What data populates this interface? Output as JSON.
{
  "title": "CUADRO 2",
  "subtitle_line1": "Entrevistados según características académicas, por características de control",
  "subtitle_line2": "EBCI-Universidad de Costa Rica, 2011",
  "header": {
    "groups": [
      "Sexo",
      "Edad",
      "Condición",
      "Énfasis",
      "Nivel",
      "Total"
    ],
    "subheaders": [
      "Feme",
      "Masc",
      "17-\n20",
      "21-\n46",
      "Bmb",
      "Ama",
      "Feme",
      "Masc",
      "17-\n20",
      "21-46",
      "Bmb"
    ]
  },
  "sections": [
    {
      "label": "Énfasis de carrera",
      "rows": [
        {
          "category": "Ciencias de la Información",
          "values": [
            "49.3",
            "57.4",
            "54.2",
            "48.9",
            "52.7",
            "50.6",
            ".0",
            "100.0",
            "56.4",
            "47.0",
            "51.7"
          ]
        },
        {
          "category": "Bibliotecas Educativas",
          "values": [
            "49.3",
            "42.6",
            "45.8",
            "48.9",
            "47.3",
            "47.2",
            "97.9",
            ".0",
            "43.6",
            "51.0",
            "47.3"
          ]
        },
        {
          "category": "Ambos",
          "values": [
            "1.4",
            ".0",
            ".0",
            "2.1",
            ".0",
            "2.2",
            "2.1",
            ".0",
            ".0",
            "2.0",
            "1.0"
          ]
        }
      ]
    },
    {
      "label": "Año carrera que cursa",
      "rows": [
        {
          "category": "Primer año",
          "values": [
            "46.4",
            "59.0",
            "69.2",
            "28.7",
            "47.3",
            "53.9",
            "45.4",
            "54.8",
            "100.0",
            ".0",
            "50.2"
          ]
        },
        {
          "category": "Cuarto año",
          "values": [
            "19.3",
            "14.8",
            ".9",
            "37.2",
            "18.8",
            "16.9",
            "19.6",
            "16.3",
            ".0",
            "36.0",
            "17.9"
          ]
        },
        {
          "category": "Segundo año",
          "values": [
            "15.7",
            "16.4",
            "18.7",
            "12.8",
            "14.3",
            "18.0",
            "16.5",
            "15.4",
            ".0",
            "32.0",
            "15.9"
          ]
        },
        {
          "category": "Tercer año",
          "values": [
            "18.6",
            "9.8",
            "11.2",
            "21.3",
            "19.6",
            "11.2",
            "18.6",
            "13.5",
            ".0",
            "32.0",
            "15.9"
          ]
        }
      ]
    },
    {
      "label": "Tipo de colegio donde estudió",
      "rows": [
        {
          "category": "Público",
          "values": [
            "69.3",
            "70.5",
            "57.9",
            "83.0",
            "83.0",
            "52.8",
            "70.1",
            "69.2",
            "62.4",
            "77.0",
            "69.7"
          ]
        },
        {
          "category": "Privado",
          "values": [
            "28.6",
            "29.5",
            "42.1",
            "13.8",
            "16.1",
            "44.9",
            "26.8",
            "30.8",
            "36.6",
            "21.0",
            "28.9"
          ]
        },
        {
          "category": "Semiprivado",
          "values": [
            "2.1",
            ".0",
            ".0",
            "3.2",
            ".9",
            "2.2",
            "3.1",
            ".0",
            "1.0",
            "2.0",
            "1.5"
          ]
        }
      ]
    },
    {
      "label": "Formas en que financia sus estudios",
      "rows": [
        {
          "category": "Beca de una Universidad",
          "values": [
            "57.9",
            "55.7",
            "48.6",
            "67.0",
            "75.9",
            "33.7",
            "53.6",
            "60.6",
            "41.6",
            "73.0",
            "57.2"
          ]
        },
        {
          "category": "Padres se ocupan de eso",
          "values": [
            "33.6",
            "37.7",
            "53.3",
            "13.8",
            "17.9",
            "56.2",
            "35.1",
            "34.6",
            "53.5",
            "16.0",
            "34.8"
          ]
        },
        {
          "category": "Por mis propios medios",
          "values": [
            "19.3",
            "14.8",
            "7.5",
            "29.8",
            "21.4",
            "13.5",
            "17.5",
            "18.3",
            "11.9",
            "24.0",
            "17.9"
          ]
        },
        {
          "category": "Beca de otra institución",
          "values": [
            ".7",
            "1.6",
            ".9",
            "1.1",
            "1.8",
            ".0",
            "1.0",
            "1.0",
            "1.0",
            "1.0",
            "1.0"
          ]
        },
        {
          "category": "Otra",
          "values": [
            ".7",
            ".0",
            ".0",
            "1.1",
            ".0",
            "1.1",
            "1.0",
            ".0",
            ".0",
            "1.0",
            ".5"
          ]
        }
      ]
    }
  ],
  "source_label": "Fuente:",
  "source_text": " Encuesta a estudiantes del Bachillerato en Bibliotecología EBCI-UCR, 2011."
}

──────────────────────────────

◆ **Set exercise**
Copy each line of the data that contains the word "Universidad".

◆ **Response below**
  "subtitle_line2": "EBCI-Universidad de Costa Rica, 2011",
          "category": "Beca de una Universidad",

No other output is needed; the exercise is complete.